Written exercise ▸
Output every line below exactly.

>> START Given records

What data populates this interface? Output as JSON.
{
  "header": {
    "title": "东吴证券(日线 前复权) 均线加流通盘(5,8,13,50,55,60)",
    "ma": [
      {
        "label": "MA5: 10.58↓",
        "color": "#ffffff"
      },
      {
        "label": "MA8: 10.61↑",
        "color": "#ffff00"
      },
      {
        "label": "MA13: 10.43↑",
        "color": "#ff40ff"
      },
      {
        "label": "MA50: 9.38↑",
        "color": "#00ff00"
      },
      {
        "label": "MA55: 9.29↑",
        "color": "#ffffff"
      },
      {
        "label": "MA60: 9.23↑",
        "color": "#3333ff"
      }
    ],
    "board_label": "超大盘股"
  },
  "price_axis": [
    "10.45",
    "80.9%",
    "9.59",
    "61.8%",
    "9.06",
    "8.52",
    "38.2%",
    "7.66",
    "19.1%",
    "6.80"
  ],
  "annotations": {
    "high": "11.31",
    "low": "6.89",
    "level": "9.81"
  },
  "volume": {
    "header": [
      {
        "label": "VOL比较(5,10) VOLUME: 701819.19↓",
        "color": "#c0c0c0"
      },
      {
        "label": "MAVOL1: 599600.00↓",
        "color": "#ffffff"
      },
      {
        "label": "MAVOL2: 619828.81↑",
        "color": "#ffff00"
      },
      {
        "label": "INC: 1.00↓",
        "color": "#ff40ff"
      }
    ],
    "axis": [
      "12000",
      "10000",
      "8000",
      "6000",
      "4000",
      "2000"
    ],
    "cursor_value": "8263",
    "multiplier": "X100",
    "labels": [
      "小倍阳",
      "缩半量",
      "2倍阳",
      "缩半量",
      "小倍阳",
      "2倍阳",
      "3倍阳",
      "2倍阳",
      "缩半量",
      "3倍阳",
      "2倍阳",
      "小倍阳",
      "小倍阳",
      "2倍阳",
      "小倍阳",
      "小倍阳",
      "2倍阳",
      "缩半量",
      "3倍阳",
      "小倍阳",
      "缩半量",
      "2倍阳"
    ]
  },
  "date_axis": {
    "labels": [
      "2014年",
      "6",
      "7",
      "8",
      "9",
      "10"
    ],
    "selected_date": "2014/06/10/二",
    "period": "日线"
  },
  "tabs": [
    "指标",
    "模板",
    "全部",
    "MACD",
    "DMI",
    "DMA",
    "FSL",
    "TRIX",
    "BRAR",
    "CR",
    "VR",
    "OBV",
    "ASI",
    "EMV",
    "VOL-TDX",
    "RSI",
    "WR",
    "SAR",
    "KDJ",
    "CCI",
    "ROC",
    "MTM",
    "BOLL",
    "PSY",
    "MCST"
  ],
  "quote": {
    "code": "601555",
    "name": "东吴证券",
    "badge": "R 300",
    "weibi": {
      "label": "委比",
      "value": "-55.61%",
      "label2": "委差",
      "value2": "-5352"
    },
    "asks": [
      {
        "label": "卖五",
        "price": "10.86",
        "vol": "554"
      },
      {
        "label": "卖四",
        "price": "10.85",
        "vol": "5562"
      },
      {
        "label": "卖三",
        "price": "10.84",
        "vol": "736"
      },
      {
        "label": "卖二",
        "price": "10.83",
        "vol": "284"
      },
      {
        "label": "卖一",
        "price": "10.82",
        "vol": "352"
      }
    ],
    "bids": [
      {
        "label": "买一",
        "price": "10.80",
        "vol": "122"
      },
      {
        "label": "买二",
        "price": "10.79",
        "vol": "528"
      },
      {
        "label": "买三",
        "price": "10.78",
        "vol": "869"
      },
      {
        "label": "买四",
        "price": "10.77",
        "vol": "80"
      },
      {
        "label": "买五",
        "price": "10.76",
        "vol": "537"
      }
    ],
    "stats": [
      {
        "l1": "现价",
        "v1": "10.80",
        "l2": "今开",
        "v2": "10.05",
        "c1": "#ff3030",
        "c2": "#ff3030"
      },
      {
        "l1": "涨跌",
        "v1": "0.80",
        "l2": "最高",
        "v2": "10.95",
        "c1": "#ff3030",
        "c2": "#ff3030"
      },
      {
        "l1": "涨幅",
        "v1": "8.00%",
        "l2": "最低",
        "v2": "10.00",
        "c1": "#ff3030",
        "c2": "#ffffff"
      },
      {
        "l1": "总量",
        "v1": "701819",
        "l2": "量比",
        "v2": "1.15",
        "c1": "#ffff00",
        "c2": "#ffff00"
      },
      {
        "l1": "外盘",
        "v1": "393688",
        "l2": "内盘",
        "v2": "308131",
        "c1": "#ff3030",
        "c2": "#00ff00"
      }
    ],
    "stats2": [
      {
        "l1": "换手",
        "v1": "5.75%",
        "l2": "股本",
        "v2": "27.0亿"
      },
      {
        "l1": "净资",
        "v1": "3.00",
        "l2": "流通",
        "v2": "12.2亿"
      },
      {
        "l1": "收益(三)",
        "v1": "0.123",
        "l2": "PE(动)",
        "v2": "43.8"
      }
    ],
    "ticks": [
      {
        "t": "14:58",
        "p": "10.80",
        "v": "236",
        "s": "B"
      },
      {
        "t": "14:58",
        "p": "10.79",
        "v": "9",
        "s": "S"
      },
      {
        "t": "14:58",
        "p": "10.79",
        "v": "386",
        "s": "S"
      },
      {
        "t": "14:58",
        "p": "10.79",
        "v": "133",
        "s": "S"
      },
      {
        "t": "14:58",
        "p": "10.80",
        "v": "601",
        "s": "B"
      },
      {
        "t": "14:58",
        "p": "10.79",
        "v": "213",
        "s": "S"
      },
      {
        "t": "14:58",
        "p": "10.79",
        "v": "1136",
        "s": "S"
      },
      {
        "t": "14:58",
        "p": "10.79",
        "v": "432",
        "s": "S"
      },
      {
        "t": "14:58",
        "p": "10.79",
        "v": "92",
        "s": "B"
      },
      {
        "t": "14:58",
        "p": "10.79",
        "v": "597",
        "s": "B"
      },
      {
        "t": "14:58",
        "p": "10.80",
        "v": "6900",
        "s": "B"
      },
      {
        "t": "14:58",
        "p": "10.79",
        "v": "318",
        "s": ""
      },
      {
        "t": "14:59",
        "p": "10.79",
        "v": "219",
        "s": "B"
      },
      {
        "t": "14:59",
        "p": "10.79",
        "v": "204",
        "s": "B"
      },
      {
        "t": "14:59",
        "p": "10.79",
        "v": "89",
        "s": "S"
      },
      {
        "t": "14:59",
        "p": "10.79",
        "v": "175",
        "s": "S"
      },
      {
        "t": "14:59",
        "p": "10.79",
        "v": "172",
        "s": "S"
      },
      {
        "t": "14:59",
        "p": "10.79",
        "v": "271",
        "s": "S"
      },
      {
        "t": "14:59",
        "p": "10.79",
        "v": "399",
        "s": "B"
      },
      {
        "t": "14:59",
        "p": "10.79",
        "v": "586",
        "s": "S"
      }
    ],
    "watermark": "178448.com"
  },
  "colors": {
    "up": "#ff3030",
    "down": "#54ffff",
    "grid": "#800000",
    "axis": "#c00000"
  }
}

>> END Given records

Worked answer ▸
What data populates this interface? Output as JSON.
{
  "header": {
    "title": "东吴证券(日线 前复权) 均线加流通盘(5,8,13,50,55,60)",
    "ma": [
      {
        "label": "MA5: 10.58↓",
        "color": "#ffffff"
      },
      {
        "label": "MA8: 10.61↑",
        "color": "#ffff00"
      },
      {
        "label": "MA13: 10.43↑",
        "color": "#ff40ff"
      },
      {
        "label": "MA50: 9.38↑",
        "color": "#00ff00"
      },
      {
        "label": "MA55: 9.29↑",
        "color": "#ffffff"
      },
      {
        "label": "MA60: 9.23↑",
        "color": "#3333ff"
      }
    ],
    "board_label": "超大盘股"
  },
  "price_axis": [
    "10.45",
    "80.9%",
    "9.59",
    "61.8%",
    "9.06",
    "8.52",
    "38.2%",
    "7.66",
    "19.1%",
    "6.80"
  ],
  "annotations": {
    "high": "11.31",
    "low": "6.89",
    "level": "9.81"
  },
  "volume": {
    "header": [
      {
        "label": "VOL比较(5,10) VOLUME: 701819.19↓",
        "color": "#c0c0c0"
      },
      {
        "label": "MAVOL1: 599600.00↓",
        "color": "#ffffff"
      },
      {
        "label": "MAVOL2: 619828.81↑",
        "color": "#ffff00"
      },
      {
        "label": "INC: 1.00↓",
        "color": "#ff40ff"
      }
    ],
    "axis": [
      "12000",
      "10000",
      "8000",
      "6000",
      "4000",
      "2000"
    ],
    "cursor_value": "8263",
    "multiplier": "X100",
    "labels": [
      "小倍阳",
      "缩半量",
      "2倍阳",
      "缩半量",
      "小倍阳",
      "2倍阳",
      "3倍阳",
      "2倍阳",
      "缩半量",
      "3倍阳",
      "2倍阳",
      "小倍阳",
      "小倍阳",
      "2倍阳",
      "小倍阳",
      "小倍阳",
      "2倍阳",
      "缩半量",
      "3倍阳",
      "小倍阳",
      "缩半量",
      "2倍阳"
    ]
  },
  "date_axis": {
    "labels": [
      "2014年",
      "6",
      "7",
      "8",
      "9",
      "10"
    ],
    "selected_date": "2014/06/10/二",
    "period": "日线"
  },
  "tabs": [
    "指标",
    "模板",
    "全部",
    "MACD",
    "DMI",
    "DMA",
    "FSL",
    "TRIX",
    "BRAR",
    "CR",
    "VR",
    "OBV",
    "ASI",
    "EMV",
    "VOL-TDX",
    "RSI",
    "WR",
    "SAR",
    "KDJ",
    "CCI",
    "ROC",
    "MTM",
    "BOLL",
    "PSY",
    "MCST"
  ],
  "quote": {
    "code": "601555",
    "name": "东吴证券",
    "badge": "R 300",
    "weibi": {
      "label": "委比",
      "value": "-55.61%",
      "label2": "委差",
      "value2": "-5352"
    },
    "asks": [
      {
        "label": "卖五",
        "price": "10.86",
        "vol": "554"
      },
      {
        "label": "卖四",
        "price": "10.85",
        "vol": "5562"
      },
      {
        "label": "卖三",
        "price": "10.84",
        "vol": "736"
      },
      {
        "label": "卖二",
        "price": "10.83",
        "vol": "284"
      },
      {
        "label": "卖一",
        "price": "10.82",
        "vol": "352"
      }
    ],
    "bids": [
      {
        "label": "买一",
        "price": "10.80",
        "vol": "122"
      },
      {
        "label": "买二",
        "price": "10.79",
        "vol": "528"
      },
      {
        "label": "买三",
        "price": "10.78",
        "vol": "869"
      },
      {
        "label": "买四",
        "price": "10.77",
        "vol": "80"
      },
      {
        "label": "买五",
        "price": "10.76",
        "vol": "537"
      }
    ],
    "stats": [
      {
        "l1": "现价",
        "v1": "10.80",
        "l2": "今开",
        "v2": "10.05",
        "c1": "#ff3030",
        "c2": "#ff3030"
      },
      {
        "l1": "涨跌",
        "v1": "0.80",
        "l2": "最高",
        "v2": "10.95",
        "c1": "#ff3030",
        "c2": "#ff3030"
      },
      {
        "l1": "涨幅",
        "v1": "8.00%",
        "l2": "最低",
        "v2": "10.00",
        "c1": "#ff3030",
        "c2": "#ffffff"
      },
      {
        "l1": "总量",
        "v1": "701819",
        "l2": "量比",
        "v2": "1.15",
        "c1": "#ffff00",
        "c2": "#ffff00"
      },
      {
        "l1": "外盘",
        "v1": "393688",
        "l2": "内盘",
        "v2": "308131",
        "c1": "#ff3030",
        "c2": "#00ff00"
      }
    ],
    "stats2": [
      {
        "l1": "换手",
        "v1": "5.75%",
        "l2": "股本",
        "v2": "27.0亿"
      },
      {
        "l1": "净资",
        "v1": "3.00",
        "l2": "流通",
        "v2": "12.2亿"
      },
      {
        "l1": "收益(三)",
        "v1": "0.123",
        "l2": "PE(动)",
        "v2": "43.8"
      }
    ],
    "ticks": [
      {
        "t": "14:58",
        "p": "10.80",
        "v": "236",
        "s": "B"
      },
      {
        "t": "14:58",
        "p": "10.79",
        "v": "9",
        "s": "S"
      },
      {
        "t": "14:58",
        "p": "10.79",
        "v": "386",
        "s": "S"
      },
      {
        "t": "14:58",
        "p": "10.79",
        "v": "133",
        "s": "S"
      },
      {
        "t": "14:58",
        "p": "10.80",
        "v": "601",
        "s": "B"
      },
      {
        "t": "14:58",
        "p": "10.79",
        "v": "213",
        "s": "S"
      },
      {
        "t": "14:58",
        "p": "10.79",
        "v": "1136",
        "s": "S"
      },
      {
        "t": "14:58",
        "p": "10.79",
        "v": "432",
        "s": "S"
      },
      {
        "t": "14:58",
        "p": "10.79",
        "v": "92",
        "s": "B"
      },
      {
        "t": "14:58",
        "p": "10.79",
        "v": "597",
        "s": "B"
      },
      {
        "t": "14:58",
        "p": "10.80",
        "v": "6900",
        "s": "B"
      },
      {
        "t": "14:58",
        "p": "10.79",
        "v": "318",
        "s": ""
      },
      {
        "t": "14:59",
        "p": "10.79",
        "v": "219",
        "s": "B"
      },
      {
        "t": "14:59",
        "p": "10.79",
        "v": "204",
        "s": "B"
      },
      {
        "t": "14:59",
        "p": "10.79",
        "v": "89",
        "s": "S"
      },
      {
        "t": "14:59",
        "p": "10.79",
        "v": "175",
        "s": "S"
      },
      {
        "t": "14:59",
        "p": "10.79",
        "v": "172",
        "s": "S"
      },
      {
        "t": "14:59",
        "p": "10.79",
        "v": "271",
        "s": "S"
      },
      {
        "t": "14:59",
        "p": "10.79",
        "v": "399",
        "s": "B"
      },
      {
        "t": "14:59",
        "p": "10.79",
        "v": "586",
        "s": "S"
      }
    ],
    "watermark": "178448.com"
  },
  "colors": {
    "up": "#ff3030",
    "down": "#54ffff",
    "grid": "#800000",
    "axis": "#c00000"
  }
}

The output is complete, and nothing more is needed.